- Task to carry out: From the listing below, extract every line containing "this".

- Records:
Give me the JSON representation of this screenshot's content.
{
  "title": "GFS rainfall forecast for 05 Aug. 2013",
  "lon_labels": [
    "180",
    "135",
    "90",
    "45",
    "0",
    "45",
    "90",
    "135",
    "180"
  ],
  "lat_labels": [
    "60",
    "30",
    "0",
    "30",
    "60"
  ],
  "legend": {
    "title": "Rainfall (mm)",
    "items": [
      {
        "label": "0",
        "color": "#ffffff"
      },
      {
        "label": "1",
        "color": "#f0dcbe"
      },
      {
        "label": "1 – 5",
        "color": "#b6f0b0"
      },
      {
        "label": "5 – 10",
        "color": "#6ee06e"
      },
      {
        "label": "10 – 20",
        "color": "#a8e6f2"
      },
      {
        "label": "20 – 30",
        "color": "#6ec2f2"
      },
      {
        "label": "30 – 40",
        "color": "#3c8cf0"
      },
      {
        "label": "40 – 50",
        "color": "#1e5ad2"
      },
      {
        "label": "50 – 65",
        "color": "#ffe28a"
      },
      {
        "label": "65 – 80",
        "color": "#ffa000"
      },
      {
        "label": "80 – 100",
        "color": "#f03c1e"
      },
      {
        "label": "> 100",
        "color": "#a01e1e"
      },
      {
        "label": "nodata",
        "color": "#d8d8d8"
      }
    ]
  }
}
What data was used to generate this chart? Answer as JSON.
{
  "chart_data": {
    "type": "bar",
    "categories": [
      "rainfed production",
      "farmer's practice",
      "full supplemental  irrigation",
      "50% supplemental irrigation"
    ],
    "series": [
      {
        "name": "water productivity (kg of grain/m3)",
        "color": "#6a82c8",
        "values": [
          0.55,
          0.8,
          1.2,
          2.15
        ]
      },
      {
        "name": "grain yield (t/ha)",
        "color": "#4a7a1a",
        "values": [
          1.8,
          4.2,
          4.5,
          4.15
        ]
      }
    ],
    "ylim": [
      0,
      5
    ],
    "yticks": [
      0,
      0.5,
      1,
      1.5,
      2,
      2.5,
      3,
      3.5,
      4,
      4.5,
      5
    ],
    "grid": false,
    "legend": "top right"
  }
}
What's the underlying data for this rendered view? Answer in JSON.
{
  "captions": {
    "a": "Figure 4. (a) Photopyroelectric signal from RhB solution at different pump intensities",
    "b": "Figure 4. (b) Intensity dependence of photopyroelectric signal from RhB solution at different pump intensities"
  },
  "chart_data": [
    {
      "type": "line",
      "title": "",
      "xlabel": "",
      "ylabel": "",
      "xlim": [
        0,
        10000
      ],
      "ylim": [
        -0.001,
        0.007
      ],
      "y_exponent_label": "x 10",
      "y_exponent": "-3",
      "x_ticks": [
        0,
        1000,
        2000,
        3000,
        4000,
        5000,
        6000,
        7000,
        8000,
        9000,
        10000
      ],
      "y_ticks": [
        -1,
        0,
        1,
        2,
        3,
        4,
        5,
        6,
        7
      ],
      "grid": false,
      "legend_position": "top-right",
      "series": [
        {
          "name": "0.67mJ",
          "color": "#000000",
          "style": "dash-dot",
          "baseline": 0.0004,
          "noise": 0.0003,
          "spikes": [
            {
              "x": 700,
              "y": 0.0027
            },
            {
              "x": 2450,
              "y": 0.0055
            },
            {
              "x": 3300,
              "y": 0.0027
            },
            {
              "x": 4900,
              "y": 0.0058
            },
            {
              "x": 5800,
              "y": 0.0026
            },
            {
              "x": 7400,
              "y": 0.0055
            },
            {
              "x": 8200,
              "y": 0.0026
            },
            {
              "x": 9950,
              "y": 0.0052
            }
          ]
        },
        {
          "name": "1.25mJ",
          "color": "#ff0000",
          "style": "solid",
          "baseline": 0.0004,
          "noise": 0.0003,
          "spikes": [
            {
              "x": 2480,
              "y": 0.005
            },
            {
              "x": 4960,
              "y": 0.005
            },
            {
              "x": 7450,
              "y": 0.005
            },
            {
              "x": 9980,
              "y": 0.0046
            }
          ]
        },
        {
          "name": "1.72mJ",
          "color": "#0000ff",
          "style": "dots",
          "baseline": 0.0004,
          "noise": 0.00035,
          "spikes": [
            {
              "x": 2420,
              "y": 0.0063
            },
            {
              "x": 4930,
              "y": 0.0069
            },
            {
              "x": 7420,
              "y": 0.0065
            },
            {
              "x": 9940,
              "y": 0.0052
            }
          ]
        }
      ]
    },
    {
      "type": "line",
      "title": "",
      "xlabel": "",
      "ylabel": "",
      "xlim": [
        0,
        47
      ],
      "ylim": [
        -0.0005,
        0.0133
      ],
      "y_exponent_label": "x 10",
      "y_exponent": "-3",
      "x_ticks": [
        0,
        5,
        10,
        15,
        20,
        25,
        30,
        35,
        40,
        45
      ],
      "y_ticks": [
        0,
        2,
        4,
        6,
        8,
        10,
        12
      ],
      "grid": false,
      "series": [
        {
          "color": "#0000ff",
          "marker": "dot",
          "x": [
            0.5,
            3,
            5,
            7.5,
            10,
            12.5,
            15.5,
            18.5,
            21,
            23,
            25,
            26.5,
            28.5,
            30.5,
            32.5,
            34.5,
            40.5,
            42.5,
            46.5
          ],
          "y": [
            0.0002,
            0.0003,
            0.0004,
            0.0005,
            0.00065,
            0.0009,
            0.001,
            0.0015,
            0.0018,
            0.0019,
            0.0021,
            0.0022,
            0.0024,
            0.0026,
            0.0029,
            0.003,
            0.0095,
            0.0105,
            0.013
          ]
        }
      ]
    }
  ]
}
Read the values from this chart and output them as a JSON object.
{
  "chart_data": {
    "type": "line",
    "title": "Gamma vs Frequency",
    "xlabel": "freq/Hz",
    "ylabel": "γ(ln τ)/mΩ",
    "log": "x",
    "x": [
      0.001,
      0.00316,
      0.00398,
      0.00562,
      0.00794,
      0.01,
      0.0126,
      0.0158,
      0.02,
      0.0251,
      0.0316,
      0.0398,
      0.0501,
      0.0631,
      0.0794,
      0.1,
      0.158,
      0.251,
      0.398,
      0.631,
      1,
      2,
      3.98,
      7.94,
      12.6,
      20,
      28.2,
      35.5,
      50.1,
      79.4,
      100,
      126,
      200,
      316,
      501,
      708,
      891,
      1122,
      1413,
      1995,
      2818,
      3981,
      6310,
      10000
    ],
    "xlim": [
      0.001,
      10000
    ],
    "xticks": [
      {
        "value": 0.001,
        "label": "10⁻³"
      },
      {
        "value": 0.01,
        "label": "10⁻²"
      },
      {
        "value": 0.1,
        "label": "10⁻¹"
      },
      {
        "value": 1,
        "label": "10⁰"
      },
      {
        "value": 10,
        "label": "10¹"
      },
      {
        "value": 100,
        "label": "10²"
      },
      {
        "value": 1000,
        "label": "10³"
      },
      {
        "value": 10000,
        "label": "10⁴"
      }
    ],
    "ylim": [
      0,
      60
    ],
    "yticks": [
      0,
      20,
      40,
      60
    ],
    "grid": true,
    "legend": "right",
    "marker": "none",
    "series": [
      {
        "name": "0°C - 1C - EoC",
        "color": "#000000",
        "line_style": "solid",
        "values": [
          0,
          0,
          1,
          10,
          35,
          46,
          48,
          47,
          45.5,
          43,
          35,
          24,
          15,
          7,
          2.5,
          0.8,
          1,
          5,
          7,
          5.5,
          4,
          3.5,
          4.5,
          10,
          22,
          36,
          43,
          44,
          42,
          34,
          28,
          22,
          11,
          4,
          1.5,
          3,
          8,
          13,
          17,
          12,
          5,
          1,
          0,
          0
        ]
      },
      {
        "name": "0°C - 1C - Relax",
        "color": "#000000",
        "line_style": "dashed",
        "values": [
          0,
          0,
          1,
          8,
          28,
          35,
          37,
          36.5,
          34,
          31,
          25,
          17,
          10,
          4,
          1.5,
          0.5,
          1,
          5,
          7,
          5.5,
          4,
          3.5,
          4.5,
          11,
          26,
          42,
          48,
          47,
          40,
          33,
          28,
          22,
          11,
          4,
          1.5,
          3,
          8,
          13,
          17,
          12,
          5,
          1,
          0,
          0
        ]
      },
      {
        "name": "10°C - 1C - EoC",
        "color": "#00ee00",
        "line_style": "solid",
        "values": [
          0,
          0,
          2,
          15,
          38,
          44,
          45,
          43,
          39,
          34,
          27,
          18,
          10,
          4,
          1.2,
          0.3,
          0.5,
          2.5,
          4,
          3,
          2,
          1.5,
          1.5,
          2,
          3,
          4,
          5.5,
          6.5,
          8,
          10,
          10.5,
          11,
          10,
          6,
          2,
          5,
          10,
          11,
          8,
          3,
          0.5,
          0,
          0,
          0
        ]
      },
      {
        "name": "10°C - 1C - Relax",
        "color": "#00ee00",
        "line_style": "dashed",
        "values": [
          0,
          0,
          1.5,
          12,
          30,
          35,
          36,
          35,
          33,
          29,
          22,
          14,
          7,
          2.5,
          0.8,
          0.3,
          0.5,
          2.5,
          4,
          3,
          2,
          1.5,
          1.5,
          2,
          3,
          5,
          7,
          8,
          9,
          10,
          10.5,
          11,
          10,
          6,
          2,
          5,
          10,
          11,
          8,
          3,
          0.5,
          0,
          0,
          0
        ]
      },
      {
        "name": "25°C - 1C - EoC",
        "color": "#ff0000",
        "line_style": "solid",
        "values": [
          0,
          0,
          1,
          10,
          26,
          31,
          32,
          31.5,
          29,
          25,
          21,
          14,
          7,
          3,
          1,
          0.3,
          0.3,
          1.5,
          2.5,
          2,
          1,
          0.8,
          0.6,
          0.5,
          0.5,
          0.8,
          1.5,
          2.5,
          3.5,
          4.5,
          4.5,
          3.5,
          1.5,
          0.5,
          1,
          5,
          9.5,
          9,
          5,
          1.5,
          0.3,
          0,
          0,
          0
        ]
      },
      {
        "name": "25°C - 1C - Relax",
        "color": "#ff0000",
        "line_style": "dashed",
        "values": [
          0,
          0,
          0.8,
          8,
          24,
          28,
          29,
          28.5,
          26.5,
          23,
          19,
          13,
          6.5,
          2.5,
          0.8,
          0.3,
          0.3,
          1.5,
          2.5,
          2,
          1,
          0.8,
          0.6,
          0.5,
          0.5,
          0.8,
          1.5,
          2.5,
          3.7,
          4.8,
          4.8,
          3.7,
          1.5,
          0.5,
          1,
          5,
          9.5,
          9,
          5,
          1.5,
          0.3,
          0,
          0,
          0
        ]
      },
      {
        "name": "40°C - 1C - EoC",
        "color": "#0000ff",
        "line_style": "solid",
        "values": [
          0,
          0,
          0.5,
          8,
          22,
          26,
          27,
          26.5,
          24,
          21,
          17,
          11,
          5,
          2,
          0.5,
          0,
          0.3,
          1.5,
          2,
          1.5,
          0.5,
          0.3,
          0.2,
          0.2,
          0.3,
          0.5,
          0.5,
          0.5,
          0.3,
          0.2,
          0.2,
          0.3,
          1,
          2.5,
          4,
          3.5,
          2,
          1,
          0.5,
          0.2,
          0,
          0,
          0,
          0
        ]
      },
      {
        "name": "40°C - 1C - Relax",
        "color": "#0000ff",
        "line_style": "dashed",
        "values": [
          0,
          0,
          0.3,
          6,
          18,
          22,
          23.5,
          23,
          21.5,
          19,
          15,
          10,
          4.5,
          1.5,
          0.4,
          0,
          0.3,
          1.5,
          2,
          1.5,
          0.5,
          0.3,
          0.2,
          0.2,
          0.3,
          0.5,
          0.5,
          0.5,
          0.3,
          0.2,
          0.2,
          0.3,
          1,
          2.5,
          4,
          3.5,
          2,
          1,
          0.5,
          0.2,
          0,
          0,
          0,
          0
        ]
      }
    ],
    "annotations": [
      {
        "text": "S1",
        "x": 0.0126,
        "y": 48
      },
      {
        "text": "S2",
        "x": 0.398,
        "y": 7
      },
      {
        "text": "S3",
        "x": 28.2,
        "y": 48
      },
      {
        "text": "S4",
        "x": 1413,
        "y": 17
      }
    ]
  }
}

- Task solution:
Give me the JSON representation of this screenshot's content.
What data was used to generate this chart? Answer as JSON.
What's the underlying data for this rendered view? Answer in JSON.
Read the values from this chart and output them as a JSON object.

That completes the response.